◆ ZIEL DER ÜBUNG ◆
Gib bitte aus dem Forumsbeitrag zum Lüftungskonzept den Abschnitt von „EVGA GTX1070FTW“ bis einschließlich „2 120mm Lüfter.“ wortgetreu wieder.

# Hilfe bei Lüftungskonzept ITX Sharkoon QB ONE



## VWGT (29. April 2017)

*Hilfe bei Lüftungskonzept ITX Sharkoon QB ONE*

Hallo ich habe ein Sharkoon QB ONE mit folgenden Komponenten:

I7 6700k @ Alpenföhn Atlas

MSI Z170i

EVGA GTX1070FTW

Corsair SF450

jetzt meine Frage ich habe nur die 2 CPU Lüfter im moment laufen. Bei geöggneter Seitenwand komme ich damit bei Prime auf 70° CPU Temp sobald ich es aber schließe geht es hoch auf ca 84°.

Meine Überlegung war jez an der Rückseite einen 80mm Lüfter anzubringen.

Zusätzlich ist am Seitenteil also vor SSD undCPU Kühler die möglichkeit für 2 120mm Lüfter.

Denkt ihr es macht Sinn da 2 Scythe Slip Stream Slim 800 anzubringen?

Und wenn ja reinblasend oder rausblasend?

Habe mal paar Bilder angehangen:




			Dieser Inhalt steht nur eingeloggten Mitgliedern zur Verfügung.

◆ GESPEICHERTE DATEN ◆
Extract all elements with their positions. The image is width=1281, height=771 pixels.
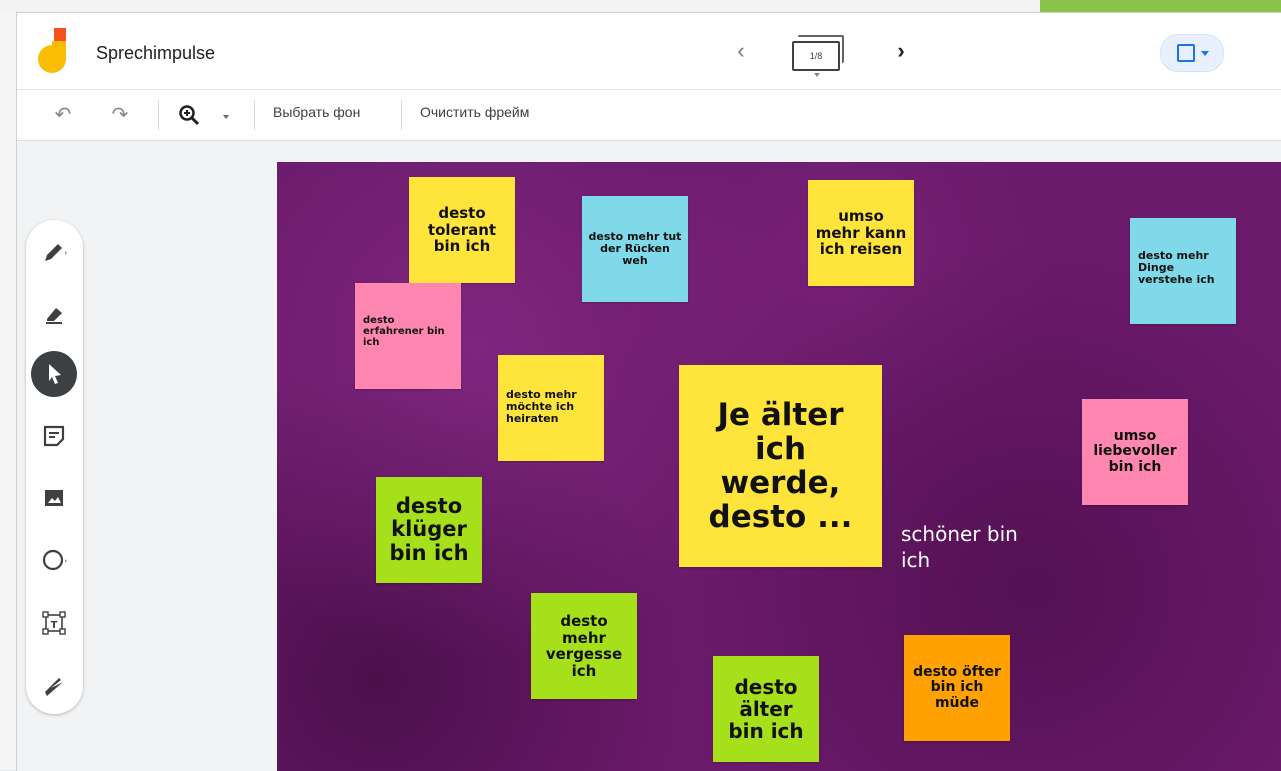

◆ VOLLSTÄNDIGE LÖSUNG ◆
EVGA GTX1070FTW

Corsair SF450

jetzt meine Frage ich habe nur die 2 CPU Lüfter im moment laufen. Bei geöggneter Seitenwand komme ich damit bei Prime auf 70° CPU Temp sobald ich es aber schließe geht es hoch auf ca 84°.

Meine Überlegung war jez an der Rückseite einen 80mm Lüfter anzubringen.

Zusätzlich ist am Seitenteil also vor SSD undCPU Kühler die möglichkeit für 2 120mm Lüfter.